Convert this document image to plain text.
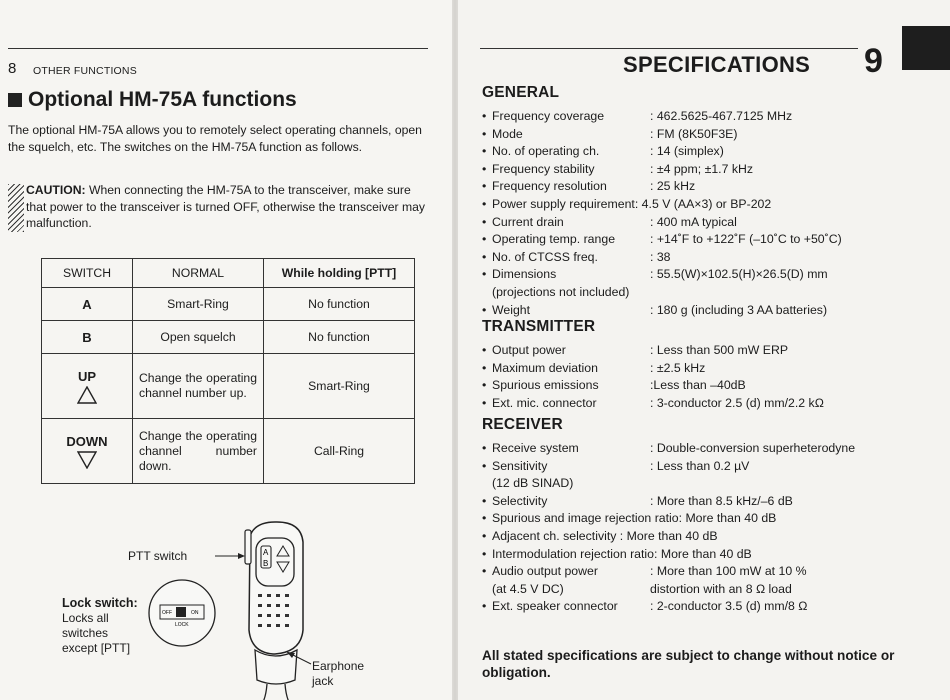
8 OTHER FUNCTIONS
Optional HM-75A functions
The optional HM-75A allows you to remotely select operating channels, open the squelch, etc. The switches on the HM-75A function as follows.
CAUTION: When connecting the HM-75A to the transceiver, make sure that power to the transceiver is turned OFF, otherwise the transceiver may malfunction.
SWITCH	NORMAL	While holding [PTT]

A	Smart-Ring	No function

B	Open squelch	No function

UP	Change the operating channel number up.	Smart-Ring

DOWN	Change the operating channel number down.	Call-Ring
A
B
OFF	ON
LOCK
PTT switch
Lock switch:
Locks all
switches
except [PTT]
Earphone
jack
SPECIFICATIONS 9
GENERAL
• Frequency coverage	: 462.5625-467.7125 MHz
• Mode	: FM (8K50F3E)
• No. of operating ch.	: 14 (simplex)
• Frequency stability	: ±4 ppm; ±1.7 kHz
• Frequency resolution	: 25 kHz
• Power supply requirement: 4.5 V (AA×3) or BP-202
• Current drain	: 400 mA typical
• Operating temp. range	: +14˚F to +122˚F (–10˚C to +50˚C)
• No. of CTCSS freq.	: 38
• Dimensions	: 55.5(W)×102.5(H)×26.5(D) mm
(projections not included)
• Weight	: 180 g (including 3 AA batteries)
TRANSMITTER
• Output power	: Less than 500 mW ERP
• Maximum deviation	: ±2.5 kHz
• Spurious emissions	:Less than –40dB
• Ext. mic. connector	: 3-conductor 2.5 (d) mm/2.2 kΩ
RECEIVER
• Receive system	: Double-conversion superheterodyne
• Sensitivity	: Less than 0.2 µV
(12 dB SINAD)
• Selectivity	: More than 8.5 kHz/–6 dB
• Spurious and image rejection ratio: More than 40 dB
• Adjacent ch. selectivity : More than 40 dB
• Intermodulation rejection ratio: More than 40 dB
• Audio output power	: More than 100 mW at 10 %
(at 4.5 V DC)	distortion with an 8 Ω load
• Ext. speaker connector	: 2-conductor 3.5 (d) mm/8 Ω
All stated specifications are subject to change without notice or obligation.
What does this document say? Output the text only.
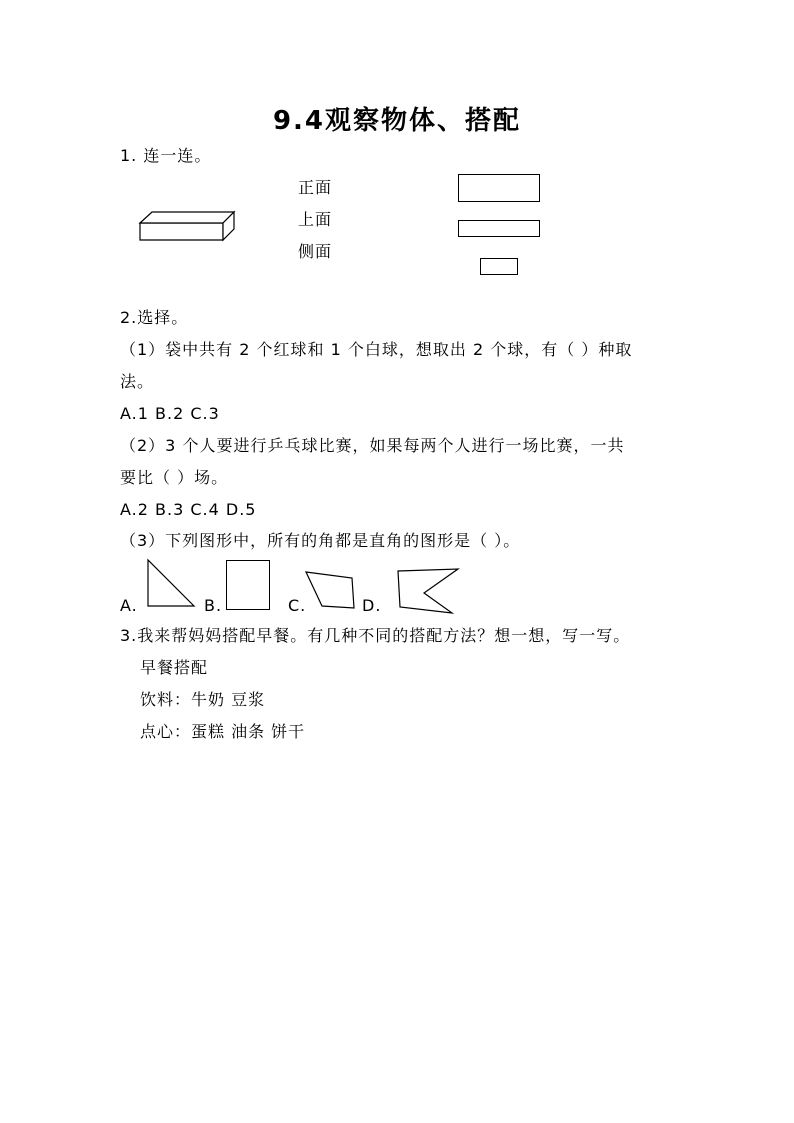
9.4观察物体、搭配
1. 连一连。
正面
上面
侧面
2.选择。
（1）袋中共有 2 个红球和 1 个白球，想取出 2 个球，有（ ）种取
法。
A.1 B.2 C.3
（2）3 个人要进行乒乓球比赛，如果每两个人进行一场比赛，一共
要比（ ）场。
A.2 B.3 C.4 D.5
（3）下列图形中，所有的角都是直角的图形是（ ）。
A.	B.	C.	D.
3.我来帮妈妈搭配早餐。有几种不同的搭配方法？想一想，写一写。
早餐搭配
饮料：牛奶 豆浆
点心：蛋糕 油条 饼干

◆ ◆ ◆ ◆ ◆ ◆ ◆

◆ The task:
From the line with "What does this" down to the end of the entries, retype each line exactly as written, but drop the pictures.

◆ Reply:
What does this document say? Output the text only.
9.4观察物体、搭配
1. 连一连。
正面
上面
侧面
2.选择。
（1）袋中共有 2 个红球和 1 个白球，想取出 2 个球，有（ ）种取
法。
A.1 B.2 C.3
（2）3 个人要进行乒乓球比赛，如果每两个人进行一场比赛，一共
要比（ ）场。
A.2 B.3 C.4 D.5
（3）下列图形中，所有的角都是直角的图形是（ ）。
A.	B.	C.	D.
3.我来帮妈妈搭配早餐。有几种不同的搭配方法？想一想，写一写。
早餐搭配
饮料：牛奶 豆浆
点心：蛋糕 油条 饼干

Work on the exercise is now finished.